─── Recorded information
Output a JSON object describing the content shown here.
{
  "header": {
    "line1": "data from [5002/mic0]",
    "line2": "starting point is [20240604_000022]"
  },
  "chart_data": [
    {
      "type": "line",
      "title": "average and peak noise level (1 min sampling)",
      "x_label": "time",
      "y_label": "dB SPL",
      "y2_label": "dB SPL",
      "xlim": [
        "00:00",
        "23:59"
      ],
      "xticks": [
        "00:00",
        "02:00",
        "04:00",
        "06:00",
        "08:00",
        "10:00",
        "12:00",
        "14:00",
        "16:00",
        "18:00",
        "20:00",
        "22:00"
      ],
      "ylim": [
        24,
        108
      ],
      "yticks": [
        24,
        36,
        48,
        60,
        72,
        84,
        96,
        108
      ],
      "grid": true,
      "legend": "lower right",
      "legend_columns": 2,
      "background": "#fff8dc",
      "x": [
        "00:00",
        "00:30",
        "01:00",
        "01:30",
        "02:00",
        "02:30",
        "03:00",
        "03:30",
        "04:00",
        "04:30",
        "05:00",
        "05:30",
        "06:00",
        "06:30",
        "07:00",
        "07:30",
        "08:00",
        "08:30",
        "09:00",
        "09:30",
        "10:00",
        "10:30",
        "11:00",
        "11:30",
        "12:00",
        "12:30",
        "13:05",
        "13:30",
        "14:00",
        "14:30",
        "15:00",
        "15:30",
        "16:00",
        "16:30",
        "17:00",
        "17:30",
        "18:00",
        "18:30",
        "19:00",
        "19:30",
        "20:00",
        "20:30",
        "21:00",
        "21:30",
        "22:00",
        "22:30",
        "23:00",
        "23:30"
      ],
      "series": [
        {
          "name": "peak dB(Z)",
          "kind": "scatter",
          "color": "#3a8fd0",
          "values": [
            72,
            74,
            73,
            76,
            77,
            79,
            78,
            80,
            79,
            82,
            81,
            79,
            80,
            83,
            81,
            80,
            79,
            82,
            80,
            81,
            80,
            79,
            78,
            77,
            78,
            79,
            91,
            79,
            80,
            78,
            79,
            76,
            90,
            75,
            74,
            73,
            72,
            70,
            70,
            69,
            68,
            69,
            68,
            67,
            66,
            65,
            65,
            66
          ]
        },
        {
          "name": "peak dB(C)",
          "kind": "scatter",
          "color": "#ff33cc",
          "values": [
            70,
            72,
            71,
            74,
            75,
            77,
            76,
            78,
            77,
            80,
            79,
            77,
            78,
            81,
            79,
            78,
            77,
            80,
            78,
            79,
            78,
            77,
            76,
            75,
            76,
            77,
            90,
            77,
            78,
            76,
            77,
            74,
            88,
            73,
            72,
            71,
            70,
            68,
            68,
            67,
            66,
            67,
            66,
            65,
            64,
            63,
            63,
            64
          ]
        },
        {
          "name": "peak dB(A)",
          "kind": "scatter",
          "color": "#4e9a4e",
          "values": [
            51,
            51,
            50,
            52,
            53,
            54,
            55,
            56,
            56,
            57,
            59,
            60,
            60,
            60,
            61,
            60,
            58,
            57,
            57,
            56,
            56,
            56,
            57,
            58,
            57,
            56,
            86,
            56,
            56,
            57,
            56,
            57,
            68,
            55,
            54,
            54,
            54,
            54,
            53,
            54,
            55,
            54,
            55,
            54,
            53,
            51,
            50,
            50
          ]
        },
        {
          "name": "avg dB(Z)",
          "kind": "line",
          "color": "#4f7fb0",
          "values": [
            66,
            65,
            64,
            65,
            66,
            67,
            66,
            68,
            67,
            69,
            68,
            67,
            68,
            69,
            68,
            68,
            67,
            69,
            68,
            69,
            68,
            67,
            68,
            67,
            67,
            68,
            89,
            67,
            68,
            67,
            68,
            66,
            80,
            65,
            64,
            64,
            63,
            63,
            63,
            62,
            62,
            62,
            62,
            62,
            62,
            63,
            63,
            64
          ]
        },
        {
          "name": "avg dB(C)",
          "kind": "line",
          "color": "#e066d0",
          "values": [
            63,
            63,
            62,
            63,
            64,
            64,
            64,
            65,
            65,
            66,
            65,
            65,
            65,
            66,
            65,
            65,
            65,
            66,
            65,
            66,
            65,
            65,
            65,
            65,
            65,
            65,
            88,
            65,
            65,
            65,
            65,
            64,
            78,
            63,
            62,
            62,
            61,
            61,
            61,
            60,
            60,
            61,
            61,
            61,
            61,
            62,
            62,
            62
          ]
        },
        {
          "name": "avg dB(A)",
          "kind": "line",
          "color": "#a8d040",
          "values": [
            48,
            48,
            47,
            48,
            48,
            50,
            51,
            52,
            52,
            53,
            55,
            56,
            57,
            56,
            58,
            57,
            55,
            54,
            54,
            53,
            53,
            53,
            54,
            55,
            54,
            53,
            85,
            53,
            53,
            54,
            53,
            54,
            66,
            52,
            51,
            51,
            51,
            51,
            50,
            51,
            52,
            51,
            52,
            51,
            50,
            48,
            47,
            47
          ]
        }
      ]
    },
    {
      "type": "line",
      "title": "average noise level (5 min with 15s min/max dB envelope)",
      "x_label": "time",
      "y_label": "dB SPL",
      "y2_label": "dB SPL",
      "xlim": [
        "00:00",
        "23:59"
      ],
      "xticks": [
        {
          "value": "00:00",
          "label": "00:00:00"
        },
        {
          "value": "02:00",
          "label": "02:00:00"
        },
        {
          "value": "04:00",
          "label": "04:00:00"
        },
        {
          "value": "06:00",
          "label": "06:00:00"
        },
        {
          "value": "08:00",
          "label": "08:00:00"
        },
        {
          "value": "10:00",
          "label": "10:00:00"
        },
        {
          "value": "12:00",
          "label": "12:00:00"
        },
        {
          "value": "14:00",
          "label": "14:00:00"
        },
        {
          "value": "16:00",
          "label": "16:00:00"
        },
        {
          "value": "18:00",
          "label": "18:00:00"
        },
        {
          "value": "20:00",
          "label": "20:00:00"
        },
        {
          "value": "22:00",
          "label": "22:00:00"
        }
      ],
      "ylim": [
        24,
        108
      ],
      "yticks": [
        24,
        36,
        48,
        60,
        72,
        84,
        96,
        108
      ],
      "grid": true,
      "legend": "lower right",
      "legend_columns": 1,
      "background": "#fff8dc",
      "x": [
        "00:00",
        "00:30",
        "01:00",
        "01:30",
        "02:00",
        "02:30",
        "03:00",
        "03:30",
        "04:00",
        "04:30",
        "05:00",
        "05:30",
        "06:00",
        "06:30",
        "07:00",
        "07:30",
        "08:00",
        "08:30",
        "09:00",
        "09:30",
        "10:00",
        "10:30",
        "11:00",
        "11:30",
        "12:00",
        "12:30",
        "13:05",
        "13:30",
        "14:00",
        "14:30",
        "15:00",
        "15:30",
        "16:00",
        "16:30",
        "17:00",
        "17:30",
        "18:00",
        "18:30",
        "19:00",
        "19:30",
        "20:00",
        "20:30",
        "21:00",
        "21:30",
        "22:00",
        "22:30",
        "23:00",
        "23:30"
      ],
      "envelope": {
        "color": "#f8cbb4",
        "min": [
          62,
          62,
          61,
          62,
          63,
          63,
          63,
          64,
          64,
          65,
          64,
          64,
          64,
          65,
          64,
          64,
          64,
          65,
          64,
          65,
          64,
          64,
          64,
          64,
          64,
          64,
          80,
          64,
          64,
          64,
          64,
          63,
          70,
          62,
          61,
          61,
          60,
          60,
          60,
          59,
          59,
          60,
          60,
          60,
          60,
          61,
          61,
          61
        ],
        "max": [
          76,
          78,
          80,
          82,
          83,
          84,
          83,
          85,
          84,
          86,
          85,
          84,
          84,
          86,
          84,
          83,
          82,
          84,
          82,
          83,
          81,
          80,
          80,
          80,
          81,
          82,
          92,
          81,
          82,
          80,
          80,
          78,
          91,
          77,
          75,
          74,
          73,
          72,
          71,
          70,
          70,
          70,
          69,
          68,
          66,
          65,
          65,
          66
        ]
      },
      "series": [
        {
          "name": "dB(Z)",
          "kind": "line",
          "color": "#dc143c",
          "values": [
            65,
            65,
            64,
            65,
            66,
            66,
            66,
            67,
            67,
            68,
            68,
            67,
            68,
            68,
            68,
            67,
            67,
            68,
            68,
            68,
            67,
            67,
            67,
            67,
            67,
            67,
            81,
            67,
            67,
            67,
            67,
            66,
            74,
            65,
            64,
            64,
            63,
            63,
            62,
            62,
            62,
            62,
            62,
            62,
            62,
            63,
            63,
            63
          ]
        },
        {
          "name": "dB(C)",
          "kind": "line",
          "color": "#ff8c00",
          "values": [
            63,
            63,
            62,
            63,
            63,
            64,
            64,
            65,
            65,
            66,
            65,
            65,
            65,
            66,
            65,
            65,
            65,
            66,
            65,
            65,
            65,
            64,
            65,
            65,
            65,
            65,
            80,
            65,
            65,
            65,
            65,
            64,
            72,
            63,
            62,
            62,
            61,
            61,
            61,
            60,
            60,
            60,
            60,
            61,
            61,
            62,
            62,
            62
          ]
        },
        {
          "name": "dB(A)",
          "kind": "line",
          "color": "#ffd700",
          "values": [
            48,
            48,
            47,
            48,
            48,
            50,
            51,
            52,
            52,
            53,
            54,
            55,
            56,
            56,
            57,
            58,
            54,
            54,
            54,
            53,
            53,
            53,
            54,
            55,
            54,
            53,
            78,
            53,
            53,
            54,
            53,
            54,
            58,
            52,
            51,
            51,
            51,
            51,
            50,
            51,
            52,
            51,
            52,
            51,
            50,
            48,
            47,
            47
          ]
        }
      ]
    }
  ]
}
──────
• [Goal] From the entries above, select each line containing the string "average".

• [Finished task]
      "title": "average and peak noise level (1 min sampling)",
      "title": "average noise level (5 min with 15s min/max dB envelope)",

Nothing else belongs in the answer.